# Data rows
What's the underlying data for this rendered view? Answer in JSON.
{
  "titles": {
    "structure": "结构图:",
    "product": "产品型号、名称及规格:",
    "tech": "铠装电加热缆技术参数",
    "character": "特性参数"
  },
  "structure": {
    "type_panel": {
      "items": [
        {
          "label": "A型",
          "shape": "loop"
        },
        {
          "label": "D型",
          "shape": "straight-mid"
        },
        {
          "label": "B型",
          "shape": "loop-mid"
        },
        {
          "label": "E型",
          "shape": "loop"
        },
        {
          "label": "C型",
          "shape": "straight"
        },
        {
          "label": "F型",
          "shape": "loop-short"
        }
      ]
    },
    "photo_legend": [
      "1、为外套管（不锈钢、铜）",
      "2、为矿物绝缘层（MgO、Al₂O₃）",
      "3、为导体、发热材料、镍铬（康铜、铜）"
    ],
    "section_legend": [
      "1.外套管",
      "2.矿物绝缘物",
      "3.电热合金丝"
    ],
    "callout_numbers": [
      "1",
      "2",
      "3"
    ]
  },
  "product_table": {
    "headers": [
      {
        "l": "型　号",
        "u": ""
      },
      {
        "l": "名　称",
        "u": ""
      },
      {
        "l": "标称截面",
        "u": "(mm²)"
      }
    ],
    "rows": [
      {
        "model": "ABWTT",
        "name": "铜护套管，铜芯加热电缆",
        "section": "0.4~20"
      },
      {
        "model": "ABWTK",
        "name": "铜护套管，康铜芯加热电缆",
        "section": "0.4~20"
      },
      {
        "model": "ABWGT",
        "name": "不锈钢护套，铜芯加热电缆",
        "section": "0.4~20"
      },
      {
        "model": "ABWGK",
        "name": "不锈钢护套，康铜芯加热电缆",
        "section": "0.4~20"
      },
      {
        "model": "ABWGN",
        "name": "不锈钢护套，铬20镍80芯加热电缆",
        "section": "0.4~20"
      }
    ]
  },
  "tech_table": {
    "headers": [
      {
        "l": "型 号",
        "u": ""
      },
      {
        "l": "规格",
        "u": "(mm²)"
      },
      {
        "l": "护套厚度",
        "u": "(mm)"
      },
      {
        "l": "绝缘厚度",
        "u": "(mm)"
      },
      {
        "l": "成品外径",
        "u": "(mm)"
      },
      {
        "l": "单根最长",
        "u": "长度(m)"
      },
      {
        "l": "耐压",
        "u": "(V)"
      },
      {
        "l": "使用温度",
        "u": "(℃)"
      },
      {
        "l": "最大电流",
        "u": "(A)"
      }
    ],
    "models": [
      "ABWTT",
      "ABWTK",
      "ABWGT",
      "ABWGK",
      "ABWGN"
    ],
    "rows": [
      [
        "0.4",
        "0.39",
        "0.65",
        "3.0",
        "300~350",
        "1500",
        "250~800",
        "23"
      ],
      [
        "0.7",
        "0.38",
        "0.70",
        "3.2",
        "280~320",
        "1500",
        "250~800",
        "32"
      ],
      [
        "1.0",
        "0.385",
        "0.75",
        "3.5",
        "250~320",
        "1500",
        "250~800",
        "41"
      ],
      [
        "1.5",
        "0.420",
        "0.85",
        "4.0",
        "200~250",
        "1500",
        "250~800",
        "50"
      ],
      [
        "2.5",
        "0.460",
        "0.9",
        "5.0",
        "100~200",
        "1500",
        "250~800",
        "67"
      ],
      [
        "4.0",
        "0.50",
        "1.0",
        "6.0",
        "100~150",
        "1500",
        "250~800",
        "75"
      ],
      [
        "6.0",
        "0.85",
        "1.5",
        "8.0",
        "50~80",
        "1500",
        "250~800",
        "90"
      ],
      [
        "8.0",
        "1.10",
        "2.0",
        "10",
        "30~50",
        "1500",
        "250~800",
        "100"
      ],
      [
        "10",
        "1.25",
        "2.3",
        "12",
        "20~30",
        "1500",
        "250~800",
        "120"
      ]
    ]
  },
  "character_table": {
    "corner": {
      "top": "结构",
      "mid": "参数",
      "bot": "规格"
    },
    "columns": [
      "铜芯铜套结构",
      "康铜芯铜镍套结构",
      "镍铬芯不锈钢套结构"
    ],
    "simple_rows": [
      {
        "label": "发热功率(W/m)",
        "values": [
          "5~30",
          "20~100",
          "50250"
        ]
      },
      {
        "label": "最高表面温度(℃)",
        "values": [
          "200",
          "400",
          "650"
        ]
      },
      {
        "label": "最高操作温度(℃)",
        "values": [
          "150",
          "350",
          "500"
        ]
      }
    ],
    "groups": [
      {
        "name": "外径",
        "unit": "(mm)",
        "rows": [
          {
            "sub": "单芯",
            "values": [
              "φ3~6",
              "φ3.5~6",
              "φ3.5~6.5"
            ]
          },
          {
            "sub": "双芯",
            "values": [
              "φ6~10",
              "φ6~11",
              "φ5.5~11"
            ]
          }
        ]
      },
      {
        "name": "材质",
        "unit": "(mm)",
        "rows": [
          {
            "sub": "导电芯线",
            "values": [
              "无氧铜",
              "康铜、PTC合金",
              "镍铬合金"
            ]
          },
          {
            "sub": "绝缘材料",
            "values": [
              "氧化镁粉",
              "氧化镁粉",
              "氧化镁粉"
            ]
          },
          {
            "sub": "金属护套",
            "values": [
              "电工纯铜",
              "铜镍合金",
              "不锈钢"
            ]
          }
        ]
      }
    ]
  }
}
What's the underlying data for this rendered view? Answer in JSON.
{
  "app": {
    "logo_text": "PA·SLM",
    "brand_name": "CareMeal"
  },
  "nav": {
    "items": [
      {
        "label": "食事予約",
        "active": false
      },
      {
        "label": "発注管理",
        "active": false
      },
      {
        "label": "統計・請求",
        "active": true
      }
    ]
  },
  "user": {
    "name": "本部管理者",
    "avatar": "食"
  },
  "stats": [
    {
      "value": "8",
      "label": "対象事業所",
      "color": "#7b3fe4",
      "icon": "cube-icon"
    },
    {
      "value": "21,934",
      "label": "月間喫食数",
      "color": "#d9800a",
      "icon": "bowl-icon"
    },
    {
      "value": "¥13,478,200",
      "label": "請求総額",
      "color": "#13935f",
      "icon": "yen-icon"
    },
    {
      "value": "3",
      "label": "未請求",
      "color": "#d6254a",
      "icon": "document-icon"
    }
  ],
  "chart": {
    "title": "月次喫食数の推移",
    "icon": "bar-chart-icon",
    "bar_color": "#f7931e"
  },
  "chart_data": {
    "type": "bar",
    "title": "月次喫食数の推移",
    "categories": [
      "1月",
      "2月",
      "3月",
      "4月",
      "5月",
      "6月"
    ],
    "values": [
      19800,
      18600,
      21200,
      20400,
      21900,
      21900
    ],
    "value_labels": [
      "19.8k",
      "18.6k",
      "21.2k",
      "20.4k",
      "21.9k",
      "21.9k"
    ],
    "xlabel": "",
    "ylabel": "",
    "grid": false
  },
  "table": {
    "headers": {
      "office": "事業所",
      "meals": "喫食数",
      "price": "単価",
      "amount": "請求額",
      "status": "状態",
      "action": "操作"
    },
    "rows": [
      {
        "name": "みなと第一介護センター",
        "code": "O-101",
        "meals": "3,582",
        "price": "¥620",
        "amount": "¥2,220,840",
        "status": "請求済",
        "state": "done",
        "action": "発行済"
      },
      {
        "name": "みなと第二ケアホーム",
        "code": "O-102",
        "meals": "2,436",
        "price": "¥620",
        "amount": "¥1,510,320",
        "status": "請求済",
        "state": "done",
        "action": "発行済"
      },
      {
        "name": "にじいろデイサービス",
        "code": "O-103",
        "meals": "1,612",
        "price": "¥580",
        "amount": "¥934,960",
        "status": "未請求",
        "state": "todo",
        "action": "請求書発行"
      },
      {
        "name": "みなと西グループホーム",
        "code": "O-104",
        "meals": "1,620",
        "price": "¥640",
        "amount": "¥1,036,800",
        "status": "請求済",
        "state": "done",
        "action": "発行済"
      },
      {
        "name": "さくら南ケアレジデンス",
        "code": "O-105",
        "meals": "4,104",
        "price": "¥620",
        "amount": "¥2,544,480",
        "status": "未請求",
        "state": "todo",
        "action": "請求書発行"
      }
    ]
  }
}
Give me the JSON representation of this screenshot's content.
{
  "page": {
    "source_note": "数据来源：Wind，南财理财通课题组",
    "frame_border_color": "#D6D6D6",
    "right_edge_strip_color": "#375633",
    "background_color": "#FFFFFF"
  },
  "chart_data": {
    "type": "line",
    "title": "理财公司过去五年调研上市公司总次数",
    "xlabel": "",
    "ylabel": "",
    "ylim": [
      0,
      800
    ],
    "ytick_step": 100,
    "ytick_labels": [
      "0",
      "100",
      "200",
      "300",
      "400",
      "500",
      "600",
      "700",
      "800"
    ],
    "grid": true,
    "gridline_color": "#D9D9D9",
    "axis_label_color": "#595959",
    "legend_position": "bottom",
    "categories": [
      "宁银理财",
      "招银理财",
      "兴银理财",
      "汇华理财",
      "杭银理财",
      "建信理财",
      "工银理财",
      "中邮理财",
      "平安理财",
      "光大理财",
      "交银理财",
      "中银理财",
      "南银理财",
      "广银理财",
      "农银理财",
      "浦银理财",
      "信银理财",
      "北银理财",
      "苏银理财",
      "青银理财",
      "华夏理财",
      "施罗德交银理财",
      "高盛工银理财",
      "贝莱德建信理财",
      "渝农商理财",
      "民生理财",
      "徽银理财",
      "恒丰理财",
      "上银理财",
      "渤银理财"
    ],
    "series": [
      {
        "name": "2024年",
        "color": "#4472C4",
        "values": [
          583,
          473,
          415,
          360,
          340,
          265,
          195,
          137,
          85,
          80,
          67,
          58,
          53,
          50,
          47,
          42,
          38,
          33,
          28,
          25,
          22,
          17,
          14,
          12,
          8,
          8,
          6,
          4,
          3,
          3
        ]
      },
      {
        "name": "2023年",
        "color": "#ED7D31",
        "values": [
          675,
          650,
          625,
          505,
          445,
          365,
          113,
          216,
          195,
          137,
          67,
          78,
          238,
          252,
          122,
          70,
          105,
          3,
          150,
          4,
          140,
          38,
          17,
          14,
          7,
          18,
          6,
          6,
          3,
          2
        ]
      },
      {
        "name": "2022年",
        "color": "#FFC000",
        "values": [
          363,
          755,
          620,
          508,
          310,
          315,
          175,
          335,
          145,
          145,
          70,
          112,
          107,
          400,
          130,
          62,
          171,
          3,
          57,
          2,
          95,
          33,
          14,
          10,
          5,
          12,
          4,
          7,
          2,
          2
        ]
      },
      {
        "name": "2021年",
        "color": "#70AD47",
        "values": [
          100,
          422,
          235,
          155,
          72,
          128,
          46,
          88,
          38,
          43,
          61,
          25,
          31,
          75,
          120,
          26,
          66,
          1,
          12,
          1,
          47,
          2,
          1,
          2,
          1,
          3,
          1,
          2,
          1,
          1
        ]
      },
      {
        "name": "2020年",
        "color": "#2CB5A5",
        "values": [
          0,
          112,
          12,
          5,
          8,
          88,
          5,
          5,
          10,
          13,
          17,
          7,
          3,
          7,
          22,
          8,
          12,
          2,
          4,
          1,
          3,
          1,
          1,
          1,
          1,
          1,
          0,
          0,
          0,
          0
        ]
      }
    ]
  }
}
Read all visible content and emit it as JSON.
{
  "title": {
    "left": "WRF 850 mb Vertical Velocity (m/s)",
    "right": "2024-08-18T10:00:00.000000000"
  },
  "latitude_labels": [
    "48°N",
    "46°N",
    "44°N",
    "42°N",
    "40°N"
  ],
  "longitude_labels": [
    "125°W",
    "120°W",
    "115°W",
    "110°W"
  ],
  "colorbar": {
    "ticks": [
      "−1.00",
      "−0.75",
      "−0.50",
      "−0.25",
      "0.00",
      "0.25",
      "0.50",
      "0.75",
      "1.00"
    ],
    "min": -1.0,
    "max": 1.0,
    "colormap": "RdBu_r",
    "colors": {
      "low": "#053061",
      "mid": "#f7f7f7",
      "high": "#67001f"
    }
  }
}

# What you have to do
Show the lines of the data that hold the word "康铜芯加热电缆".

# Answer for the task
        "name": "铜护套管，康铜芯加热电缆",
        "name": "不锈钢护套，康铜芯加热电缆",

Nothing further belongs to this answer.